# Information provided
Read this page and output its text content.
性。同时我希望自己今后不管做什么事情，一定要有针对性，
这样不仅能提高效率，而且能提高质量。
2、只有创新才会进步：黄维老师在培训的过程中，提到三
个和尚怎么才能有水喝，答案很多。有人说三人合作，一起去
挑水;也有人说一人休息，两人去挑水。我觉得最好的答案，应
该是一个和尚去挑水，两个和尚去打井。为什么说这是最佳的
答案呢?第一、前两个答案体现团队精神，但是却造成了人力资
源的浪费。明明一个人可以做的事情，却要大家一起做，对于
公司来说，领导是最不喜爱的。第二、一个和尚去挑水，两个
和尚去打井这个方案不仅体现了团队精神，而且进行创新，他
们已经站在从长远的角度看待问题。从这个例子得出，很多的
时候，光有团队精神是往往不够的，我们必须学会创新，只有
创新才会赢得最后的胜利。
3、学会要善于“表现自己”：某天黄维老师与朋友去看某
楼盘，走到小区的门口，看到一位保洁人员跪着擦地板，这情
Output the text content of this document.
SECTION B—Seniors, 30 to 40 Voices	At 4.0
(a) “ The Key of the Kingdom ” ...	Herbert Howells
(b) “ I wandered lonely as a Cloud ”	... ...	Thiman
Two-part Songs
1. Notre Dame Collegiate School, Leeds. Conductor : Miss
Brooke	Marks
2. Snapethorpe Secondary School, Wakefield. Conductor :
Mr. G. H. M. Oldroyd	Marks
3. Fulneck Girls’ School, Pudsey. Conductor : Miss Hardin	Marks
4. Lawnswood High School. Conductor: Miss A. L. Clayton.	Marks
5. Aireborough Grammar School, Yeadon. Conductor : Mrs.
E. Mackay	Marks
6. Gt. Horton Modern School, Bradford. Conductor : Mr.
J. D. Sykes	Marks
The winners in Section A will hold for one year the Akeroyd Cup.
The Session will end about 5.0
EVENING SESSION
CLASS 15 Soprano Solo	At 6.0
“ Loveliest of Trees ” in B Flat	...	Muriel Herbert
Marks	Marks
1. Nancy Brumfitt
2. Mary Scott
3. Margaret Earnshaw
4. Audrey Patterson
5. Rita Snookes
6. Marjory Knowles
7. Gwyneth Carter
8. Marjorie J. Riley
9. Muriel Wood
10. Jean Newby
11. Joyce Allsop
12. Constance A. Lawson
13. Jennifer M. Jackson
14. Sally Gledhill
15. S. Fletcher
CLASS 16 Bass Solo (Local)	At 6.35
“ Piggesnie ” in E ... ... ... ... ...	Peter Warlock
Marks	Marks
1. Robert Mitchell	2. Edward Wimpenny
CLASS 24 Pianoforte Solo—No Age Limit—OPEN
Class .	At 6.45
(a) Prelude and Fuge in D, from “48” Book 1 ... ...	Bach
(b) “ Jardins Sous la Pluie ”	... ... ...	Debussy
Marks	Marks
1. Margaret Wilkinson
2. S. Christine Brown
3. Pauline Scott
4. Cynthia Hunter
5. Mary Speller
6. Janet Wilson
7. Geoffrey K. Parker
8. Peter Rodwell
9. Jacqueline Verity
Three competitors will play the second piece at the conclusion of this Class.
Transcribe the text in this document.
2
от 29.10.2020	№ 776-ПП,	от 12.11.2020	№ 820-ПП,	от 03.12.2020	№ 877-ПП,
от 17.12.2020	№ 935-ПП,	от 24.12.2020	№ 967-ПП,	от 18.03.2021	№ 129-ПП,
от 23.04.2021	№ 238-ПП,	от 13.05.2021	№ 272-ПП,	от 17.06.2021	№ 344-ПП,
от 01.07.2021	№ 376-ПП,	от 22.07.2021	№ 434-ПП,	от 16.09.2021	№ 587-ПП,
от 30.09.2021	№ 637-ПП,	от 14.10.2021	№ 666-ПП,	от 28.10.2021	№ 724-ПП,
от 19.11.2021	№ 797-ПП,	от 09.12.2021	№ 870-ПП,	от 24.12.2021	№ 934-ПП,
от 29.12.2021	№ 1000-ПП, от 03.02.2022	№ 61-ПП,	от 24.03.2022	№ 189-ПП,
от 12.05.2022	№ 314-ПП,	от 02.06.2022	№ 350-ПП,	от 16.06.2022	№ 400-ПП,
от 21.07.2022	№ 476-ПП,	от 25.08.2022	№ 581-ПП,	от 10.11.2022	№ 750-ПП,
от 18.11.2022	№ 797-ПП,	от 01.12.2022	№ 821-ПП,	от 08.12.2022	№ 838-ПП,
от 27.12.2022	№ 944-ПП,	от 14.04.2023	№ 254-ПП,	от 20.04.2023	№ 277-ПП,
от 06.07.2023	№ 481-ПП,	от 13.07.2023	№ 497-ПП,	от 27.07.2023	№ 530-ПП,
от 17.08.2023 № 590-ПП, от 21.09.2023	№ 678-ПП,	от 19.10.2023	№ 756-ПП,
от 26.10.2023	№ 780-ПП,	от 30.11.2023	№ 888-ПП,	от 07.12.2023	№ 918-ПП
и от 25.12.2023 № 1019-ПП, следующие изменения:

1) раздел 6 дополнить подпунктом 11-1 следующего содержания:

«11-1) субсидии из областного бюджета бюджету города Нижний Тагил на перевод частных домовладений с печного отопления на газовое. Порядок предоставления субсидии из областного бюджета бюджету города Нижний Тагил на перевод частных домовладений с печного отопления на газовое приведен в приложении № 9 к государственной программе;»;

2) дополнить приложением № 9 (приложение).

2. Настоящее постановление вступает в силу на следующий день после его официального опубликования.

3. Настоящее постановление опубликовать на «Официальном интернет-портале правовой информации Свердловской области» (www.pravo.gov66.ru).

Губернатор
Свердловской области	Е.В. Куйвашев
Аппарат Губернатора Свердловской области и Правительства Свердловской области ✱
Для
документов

# Your task
Return the listing above in full, character for character.

# Answer to the problem
Read this page and output its text content.
性。同时我希望自己今后不管做什么事情，一定要有针对性，
这样不仅能提高效率，而且能提高质量。
2、只有创新才会进步：黄维老师在培训的过程中，提到三
个和尚怎么才能有水喝，答案很多。有人说三人合作，一起去
挑水;也有人说一人休息，两人去挑水。我觉得最好的答案，应
该是一个和尚去挑水，两个和尚去打井。为什么说这是最佳的
答案呢?第一、前两个答案体现团队精神，但是却造成了人力资
源的浪费。明明一个人可以做的事情，却要大家一起做，对于
公司来说，领导是最不喜爱的。第二、一个和尚去挑水，两个
和尚去打井这个方案不仅体现了团队精神，而且进行创新，他
们已经站在从长远的角度看待问题。从这个例子得出，很多的
时候，光有团队精神是往往不够的，我们必须学会创新，只有
创新才会赢得最后的胜利。
3、学会要善于“表现自己”：某天黄维老师与朋友去看某
楼盘，走到小区的门口，看到一位保洁人员跪着擦地板，这情
Output the text content of this document.
SECTION B—Seniors, 30 to 40 Voices	At 4.0
(a) “ The Key of the Kingdom ” ...	Herbert Howells
(b) “ I wandered lonely as a Cloud ”	... ...	Thiman
Two-part Songs
1. Notre Dame Collegiate School, Leeds. Conductor : Miss
Brooke	Marks
2. Snapethorpe Secondary School, Wakefield. Conductor :
Mr. G. H. M. Oldroyd	Marks
3. Fulneck Girls’ School, Pudsey. Conductor : Miss Hardin	Marks
4. Lawnswood High School. Conductor: Miss A. L. Clayton.	Marks
5. Aireborough Grammar School, Yeadon. Conductor : Mrs.
E. Mackay	Marks
6. Gt. Horton Modern School, Bradford. Conductor : Mr.
J. D. Sykes	Marks
The winners in Section A will hold for one year the Akeroyd Cup.
The Session will end about 5.0
EVENING SESSION
CLASS 15 Soprano Solo	At 6.0
“ Loveliest of Trees ” in B Flat	...	Muriel Herbert
Marks	Marks
1. Nancy Brumfitt
2. Mary Scott
3. Margaret Earnshaw
4. Audrey Patterson
5. Rita Snookes
6. Marjory Knowles
7. Gwyneth Carter
8. Marjorie J. Riley
9. Muriel Wood
10. Jean Newby
11. Joyce Allsop
12. Constance A. Lawson
13. Jennifer M. Jackson
14. Sally Gledhill
15. S. Fletcher
CLASS 16 Bass Solo (Local)	At 6.35
“ Piggesnie ” in E ... ... ... ... ...	Peter Warlock
Marks	Marks
1. Robert Mitchell	2. Edward Wimpenny
CLASS 24 Pianoforte Solo—No Age Limit—OPEN
Class .	At 6.45
(a) Prelude and Fuge in D, from “48” Book 1 ... ...	Bach
(b) “ Jardins Sous la Pluie ”	... ... ...	Debussy
Marks	Marks
1. Margaret Wilkinson
2. S. Christine Brown
3. Pauline Scott
4. Cynthia Hunter
5. Mary Speller
6. Janet Wilson
7. Geoffrey K. Parker
8. Peter Rodwell
9. Jacqueline Verity
Three competitors will play the second piece at the conclusion of this Class.
Transcribe the text in this document.
2
от 29.10.2020	№ 776-ПП,	от 12.11.2020	№ 820-ПП,	от 03.12.2020	№ 877-ПП,
от 17.12.2020	№ 935-ПП,	от 24.12.2020	№ 967-ПП,	от 18.03.2021	№ 129-ПП,
от 23.04.2021	№ 238-ПП,	от 13.05.2021	№ 272-ПП,	от 17.06.2021	№ 344-ПП,
от 01.07.2021	№ 376-ПП,	от 22.07.2021	№ 434-ПП,	от 16.09.2021	№ 587-ПП,
от 30.09.2021	№ 637-ПП,	от 14.10.2021	№ 666-ПП,	от 28.10.2021	№ 724-ПП,
от 19.11.2021	№ 797-ПП,	от 09.12.2021	№ 870-ПП,	от 24.12.2021	№ 934-ПП,
от 29.12.2021	№ 1000-ПП, от 03.02.2022	№ 61-ПП,	от 24.03.2022	№ 189-ПП,
от 12.05.2022	№ 314-ПП,	от 02.06.2022	№ 350-ПП,	от 16.06.2022	№ 400-ПП,
от 21.07.2022	№ 476-ПП,	от 25.08.2022	№ 581-ПП,	от 10.11.2022	№ 750-ПП,
от 18.11.2022	№ 797-ПП,	от 01.12.2022	№ 821-ПП,	от 08.12.2022	№ 838-ПП,
от 27.12.2022	№ 944-ПП,	от 14.04.2023	№ 254-ПП,	от 20.04.2023	№ 277-ПП,
от 06.07.2023	№ 481-ПП,	от 13.07.2023	№ 497-ПП,	от 27.07.2023	№ 530-ПП,
от 17.08.2023 № 590-ПП, от 21.09.2023	№ 678-ПП,	от 19.10.2023	№ 756-ПП,
от 26.10.2023	№ 780-ПП,	от 30.11.2023	№ 888-ПП,	от 07.12.2023	№ 918-ПП
и от 25.12.2023 № 1019-ПП, следующие изменения:

1) раздел 6 дополнить подпунктом 11-1 следующего содержания:

«11-1) субсидии из областного бюджета бюджету города Нижний Тагил на перевод частных домовладений с печного отопления на газовое. Порядок предоставления субсидии из областного бюджета бюджету города Нижний Тагил на перевод частных домовладений с печного отопления на газовое приведен в приложении № 9 к государственной программе;»;

2) дополнить приложением № 9 (приложение).

2. Настоящее постановление вступает в силу на следующий день после его официального опубликования.

3. Настоящее постановление опубликовать на «Официальном интернет-портале правовой информации Свердловской области» (www.pravo.gov66.ru).

Губернатор
Свердловской области	Е.В. Куйвашев
Аппарат Губернатора Свердловской области и Правительства Свердловской области ✱
Для
документов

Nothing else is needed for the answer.